§ Task to complete
Repeat every line of the material, character for character.
── Exercise material ──
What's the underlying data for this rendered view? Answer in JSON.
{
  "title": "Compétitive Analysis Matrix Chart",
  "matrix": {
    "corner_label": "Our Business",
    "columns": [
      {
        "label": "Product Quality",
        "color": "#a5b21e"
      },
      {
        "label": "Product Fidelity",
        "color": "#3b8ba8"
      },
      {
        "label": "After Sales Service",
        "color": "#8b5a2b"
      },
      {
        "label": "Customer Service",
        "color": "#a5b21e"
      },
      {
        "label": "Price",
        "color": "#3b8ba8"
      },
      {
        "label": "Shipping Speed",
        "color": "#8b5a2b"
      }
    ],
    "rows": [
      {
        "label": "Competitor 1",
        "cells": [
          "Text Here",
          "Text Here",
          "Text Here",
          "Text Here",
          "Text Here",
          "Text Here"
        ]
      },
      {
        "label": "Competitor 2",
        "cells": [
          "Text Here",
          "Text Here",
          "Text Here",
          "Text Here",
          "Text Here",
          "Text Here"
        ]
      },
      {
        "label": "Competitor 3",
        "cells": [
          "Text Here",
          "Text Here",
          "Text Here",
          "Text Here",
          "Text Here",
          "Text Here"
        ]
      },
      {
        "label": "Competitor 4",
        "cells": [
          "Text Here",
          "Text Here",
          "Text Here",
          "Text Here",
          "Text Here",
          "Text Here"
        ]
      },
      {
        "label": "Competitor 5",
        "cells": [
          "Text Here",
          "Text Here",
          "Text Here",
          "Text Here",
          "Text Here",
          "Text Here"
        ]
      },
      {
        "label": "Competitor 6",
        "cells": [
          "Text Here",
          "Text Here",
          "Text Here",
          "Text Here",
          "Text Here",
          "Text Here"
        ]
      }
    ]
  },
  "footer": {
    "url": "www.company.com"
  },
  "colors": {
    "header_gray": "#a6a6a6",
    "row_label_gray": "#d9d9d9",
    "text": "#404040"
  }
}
───
§ Exercise response
What's the underlying data for this rendered view? Answer in JSON.
{
  "title": "Compétitive Analysis Matrix Chart",
  "matrix": {
    "corner_label": "Our Business",
    "columns": [
      {
        "label": "Product Quality",
        "color": "#a5b21e"
      },
      {
        "label": "Product Fidelity",
        "color": "#3b8ba8"
      },
      {
        "label": "After Sales Service",
        "color": "#8b5a2b"
      },
      {
        "label": "Customer Service",
        "color": "#a5b21e"
      },
      {
        "label": "Price",
        "color": "#3b8ba8"
      },
      {
        "label": "Shipping Speed",
        "color": "#8b5a2b"
      }
    ],
    "rows": [
      {
        "label": "Competitor 1",
        "cells": [
          "Text Here",
          "Text Here",
          "Text Here",
          "Text Here",
          "Text Here",
          "Text Here"
        ]
      },
      {
        "label": "Competitor 2",
        "cells": [
          "Text Here",
          "Text Here",
          "Text Here",
          "Text Here",
          "Text Here",
          "Text Here"
        ]
      },
      {
        "label": "Competitor 3",
        "cells": [
          "Text Here",
          "Text Here",
          "Text Here",
          "Text Here",
          "Text Here",
          "Text Here"
        ]
      },
      {
        "label": "Competitor 4",
        "cells": [
          "Text Here",
          "Text Here",
          "Text Here",
          "Text Here",
          "Text Here",
          "Text Here"
        ]
      },
      {
        "label": "Competitor 5",
        "cells": [
          "Text Here",
          "Text Here",
          "Text Here",
          "Text Here",
          "Text Here",
          "Text Here"
        ]
      },
      {
        "label": "Competitor 6",
        "cells": [
          "Text Here",
          "Text Here",
          "Text Here",
          "Text Here",
          "Text Here",
          "Text Here"
        ]
      }
    ]
  },
  "footer": {
    "url": "www.company.com"
  },
  "colors": {
    "header_gray": "#a6a6a6",
    "row_label_gray": "#d9d9d9",
    "text": "#404040"
  }
}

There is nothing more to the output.